Testo dato:
Mi pare che l’autore la usi in  opposizione a felicità, “bonheur”, allegrezza, piacere, euforia, e come contigua a disperazione, noia, infelicità, e quale formula comprensiva di tutto quanto possa costringere il “narratore” a “ragionare”. Le autoanalisi nitide di Casanova sui suoi “abissi” sono qui estratte più dalle Lettere che non dall’Histoire; ed è giusto perché il genere epistolare spinge allo sfogo persuasivo come alle chiuse speranzose (si pensi appunto a Voltaire). “Ragionare” vuol dire uscire dal proprio tempo e spazio di godimento (anche memoriale). “Malinconia” parrebbe quindi un gran contenitore, poco preciso, ma certo per noi di sapore “moderno” per gli effetti “dell’insorgere subitaneo e spaventevole del desiderio, della pena della bellezza, della nostalgia dell’amour-passion nel teatro dell’amour-goût” (p.XI). E vi entra tutto quanto può rannuvolare la riviviscenza scritta dei piaceri goduti senza sentimento di colpa, né scivoli metafisici. Mi viene il dubbio che il critico usi con visibile frequenza parole vertiginose quali “abisso”, “vuoto”, “baratro”, “voragine orribile”… per alludere a queste brevi tentazioni del Casanova “malinconico” con partecipazione metaforica a una certa “fratellanza immaginaria”.

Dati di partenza
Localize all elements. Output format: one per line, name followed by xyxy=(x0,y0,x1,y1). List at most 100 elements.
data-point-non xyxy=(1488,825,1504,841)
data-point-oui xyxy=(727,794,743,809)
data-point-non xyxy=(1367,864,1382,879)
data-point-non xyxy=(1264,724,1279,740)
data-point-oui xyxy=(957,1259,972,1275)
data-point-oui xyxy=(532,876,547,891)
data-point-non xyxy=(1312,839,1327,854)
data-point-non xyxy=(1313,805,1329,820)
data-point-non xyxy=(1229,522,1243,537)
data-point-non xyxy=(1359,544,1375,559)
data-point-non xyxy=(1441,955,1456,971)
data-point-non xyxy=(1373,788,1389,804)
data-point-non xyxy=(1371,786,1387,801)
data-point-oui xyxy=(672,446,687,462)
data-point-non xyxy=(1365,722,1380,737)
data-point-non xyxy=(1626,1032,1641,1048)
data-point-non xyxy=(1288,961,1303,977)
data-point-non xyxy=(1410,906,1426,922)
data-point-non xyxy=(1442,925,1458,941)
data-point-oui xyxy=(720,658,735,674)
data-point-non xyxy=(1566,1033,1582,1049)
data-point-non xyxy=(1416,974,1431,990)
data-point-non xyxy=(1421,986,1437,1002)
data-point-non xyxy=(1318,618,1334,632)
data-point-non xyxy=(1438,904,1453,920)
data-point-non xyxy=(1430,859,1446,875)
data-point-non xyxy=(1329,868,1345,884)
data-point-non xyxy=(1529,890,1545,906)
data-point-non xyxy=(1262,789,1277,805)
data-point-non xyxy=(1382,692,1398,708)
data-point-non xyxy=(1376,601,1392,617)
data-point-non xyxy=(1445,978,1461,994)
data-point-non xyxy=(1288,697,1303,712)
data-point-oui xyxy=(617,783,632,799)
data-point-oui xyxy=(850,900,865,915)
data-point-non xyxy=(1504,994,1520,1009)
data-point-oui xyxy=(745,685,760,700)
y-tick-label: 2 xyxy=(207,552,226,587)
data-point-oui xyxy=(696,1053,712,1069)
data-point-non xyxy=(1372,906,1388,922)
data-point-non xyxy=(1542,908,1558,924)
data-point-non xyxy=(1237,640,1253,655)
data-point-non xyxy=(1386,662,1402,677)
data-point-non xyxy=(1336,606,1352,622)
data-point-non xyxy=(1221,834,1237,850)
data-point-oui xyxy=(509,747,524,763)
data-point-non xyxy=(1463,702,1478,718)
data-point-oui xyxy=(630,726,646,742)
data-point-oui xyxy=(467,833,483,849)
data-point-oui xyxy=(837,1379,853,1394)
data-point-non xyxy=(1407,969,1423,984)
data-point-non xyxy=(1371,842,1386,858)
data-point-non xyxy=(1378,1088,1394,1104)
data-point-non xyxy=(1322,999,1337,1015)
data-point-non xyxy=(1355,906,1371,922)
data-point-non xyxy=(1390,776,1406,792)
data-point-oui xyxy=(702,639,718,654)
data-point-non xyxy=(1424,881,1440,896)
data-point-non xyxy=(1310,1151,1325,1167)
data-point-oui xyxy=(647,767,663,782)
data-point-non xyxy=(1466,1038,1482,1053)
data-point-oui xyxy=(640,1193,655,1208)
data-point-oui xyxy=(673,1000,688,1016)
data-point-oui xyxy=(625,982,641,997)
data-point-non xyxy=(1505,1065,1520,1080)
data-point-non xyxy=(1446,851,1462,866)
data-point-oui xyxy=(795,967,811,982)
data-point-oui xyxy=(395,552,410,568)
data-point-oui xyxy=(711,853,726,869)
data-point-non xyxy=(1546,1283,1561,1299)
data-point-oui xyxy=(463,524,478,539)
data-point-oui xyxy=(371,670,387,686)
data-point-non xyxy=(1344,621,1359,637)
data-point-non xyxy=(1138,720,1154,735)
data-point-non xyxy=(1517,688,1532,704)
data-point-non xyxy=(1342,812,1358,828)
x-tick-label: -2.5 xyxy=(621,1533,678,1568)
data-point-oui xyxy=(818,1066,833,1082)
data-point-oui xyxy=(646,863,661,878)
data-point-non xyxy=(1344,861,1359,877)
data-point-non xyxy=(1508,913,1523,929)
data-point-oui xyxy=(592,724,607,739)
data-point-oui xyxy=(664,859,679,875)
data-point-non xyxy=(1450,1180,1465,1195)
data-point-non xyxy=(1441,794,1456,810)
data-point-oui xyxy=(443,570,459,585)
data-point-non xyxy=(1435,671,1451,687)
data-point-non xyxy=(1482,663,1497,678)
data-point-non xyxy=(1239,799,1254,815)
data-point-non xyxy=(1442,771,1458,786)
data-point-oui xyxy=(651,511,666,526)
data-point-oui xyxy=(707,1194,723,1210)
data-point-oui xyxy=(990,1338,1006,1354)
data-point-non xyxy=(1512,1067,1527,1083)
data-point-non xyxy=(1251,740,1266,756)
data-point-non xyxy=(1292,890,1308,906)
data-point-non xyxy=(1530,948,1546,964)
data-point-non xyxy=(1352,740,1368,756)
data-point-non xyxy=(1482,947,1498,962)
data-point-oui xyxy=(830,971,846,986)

Consegna:
Riassumi in due frasi il brano sulla malinconia in Casanova.

Risposta:
Il termine "malinconia" appare usato in opposizione a felicità, allegrezza, piacere ed euforia e come contiguo a disperazione, noia e infelicità, abbracciando tutto ciò che può costringere il "narratore" a "ragionare", cioè a uscire dal proprio tempo e spazio di godimento. È un contenitore poco preciso ma di sapore "moderno", le autoanalisi di Casanova sui suoi "abissi" sono tratte più dalle Lettere che dall'Histoire, e chi scrive sospetta che il critico ricorra spesso a parole vertiginose come "abisso", "vuoto" e "baratro" per alludere a queste brevi tentazioni.